◆ **INSTRUCTION**: Everything from the line that contains "What text is on this page?" through the last line of the listing must be copied exactly, with both of those lines included and no others.

◆ **PROVIDED RECORDS**:
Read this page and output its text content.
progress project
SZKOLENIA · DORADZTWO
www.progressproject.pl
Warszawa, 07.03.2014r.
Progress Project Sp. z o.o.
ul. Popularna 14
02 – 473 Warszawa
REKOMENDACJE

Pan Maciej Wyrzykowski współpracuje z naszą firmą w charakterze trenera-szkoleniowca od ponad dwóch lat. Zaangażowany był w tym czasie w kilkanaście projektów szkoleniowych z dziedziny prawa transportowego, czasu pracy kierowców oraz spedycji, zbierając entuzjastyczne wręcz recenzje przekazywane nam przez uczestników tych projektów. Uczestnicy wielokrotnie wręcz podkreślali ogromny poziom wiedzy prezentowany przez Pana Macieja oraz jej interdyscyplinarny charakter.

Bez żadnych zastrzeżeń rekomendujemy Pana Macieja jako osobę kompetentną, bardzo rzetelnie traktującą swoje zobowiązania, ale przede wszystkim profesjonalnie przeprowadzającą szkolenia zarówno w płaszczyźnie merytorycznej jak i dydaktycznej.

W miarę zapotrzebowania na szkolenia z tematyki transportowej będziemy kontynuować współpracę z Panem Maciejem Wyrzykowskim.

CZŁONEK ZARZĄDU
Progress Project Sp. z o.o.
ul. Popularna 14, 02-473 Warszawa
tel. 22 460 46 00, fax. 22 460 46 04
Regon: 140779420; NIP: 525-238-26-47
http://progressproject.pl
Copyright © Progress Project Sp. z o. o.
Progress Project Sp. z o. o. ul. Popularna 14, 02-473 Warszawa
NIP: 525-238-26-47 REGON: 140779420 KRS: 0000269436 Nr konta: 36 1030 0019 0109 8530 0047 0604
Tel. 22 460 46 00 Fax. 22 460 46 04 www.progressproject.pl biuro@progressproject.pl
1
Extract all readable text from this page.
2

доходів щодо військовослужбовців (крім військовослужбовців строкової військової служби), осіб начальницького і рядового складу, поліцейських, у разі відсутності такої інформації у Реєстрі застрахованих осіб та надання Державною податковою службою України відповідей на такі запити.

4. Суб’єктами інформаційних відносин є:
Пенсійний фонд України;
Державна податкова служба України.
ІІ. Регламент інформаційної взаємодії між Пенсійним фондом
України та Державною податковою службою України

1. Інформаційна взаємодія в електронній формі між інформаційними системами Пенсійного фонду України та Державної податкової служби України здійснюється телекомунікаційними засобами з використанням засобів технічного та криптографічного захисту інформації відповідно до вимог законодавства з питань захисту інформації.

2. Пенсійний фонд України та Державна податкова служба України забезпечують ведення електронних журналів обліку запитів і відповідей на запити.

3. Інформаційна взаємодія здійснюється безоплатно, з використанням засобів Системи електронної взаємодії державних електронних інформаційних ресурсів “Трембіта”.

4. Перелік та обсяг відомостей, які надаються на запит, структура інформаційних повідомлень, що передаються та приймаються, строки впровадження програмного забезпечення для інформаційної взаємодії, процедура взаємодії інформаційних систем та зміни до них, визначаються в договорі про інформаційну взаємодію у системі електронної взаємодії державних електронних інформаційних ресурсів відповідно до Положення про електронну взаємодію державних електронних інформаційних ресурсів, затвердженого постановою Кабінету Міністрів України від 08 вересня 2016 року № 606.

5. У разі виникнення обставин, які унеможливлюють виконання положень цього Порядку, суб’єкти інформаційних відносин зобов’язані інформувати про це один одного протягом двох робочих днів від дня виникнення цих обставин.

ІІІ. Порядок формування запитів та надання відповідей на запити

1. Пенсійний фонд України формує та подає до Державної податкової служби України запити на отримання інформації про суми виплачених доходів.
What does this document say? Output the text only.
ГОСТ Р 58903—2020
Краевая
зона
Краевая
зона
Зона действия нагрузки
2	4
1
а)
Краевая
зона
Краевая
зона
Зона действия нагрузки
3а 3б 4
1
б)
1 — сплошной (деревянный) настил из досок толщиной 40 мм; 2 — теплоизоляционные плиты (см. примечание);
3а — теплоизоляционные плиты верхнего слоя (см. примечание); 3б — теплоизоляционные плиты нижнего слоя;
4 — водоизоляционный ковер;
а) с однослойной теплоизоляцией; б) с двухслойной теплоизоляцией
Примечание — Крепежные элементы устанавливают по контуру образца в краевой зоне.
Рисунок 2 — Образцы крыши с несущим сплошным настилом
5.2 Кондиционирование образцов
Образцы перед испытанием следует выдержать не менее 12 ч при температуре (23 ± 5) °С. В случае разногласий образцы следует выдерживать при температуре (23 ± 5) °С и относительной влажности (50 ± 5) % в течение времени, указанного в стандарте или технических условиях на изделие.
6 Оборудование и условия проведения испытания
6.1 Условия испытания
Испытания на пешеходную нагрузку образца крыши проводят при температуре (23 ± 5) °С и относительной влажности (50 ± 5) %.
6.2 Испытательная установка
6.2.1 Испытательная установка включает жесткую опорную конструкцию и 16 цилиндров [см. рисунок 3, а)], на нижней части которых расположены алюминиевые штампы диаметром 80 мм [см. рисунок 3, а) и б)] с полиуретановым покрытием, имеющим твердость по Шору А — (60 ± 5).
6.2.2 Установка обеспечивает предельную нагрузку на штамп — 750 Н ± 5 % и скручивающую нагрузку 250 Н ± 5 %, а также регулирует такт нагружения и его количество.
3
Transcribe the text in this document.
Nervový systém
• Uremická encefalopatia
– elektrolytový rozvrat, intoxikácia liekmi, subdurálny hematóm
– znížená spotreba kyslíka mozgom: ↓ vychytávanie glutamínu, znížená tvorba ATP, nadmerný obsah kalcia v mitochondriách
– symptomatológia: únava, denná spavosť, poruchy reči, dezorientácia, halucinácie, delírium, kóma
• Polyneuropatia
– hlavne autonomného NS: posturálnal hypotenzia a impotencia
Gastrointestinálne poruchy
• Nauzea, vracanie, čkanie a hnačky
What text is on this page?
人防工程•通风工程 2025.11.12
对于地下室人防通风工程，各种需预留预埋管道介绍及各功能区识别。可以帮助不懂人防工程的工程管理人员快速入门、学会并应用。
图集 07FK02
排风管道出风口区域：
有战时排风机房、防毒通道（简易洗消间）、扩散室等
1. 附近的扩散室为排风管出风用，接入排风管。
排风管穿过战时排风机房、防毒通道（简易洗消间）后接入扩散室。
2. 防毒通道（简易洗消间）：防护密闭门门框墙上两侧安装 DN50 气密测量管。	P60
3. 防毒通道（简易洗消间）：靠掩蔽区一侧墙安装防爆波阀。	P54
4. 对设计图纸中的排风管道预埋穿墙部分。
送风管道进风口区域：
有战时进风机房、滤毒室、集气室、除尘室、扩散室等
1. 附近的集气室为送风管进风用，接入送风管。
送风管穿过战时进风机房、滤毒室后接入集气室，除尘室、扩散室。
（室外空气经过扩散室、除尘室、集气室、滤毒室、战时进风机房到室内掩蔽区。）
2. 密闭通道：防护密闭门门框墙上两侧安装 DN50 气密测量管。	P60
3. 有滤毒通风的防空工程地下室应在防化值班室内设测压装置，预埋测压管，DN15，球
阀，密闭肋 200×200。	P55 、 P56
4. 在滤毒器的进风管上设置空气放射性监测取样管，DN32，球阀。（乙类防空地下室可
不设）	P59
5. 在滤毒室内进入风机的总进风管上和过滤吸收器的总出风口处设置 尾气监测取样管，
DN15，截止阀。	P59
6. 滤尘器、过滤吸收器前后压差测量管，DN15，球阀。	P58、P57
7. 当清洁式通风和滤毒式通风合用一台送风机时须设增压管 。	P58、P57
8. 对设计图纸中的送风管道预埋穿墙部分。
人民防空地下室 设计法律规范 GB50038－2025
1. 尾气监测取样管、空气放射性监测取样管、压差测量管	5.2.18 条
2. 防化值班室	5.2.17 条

◆ **WORKED SOLUTION**:
What text is on this page?
人防工程•通风工程 2025.11.12
对于地下室人防通风工程，各种需预留预埋管道介绍及各功能区识别。可以帮助不懂人防工程的工程管理人员快速入门、学会并应用。
图集 07FK02
排风管道出风口区域：
有战时排风机房、防毒通道（简易洗消间）、扩散室等
1. 附近的扩散室为排风管出风用，接入排风管。
排风管穿过战时排风机房、防毒通道（简易洗消间）后接入扩散室。
2. 防毒通道（简易洗消间）：防护密闭门门框墙上两侧安装 DN50 气密测量管。	P60
3. 防毒通道（简易洗消间）：靠掩蔽区一侧墙安装防爆波阀。	P54
4. 对设计图纸中的排风管道预埋穿墙部分。
送风管道进风口区域：
有战时进风机房、滤毒室、集气室、除尘室、扩散室等
1. 附近的集气室为送风管进风用，接入送风管。
送风管穿过战时进风机房、滤毒室后接入集气室，除尘室、扩散室。
（室外空气经过扩散室、除尘室、集气室、滤毒室、战时进风机房到室内掩蔽区。）
2. 密闭通道：防护密闭门门框墙上两侧安装 DN50 气密测量管。	P60
3. 有滤毒通风的防空工程地下室应在防化值班室内设测压装置，预埋测压管，DN15，球
阀，密闭肋 200×200。	P55 、 P56
4. 在滤毒器的进风管上设置空气放射性监测取样管，DN32，球阀。（乙类防空地下室可
不设）	P59
5. 在滤毒室内进入风机的总进风管上和过滤吸收器的总出风口处设置 尾气监测取样管，
DN15，截止阀。	P59
6. 滤尘器、过滤吸收器前后压差测量管，DN15，球阀。	P58、P57
7. 当清洁式通风和滤毒式通风合用一台送风机时须设增压管 。	P58、P57
8. 对设计图纸中的送风管道预埋穿墙部分。
人民防空地下室 设计法律规范 GB50038－2025
1. 尾气监测取样管、空气放射性监测取样管、压差测量管	5.2.18 条
2. 防化值班室	5.2.17 条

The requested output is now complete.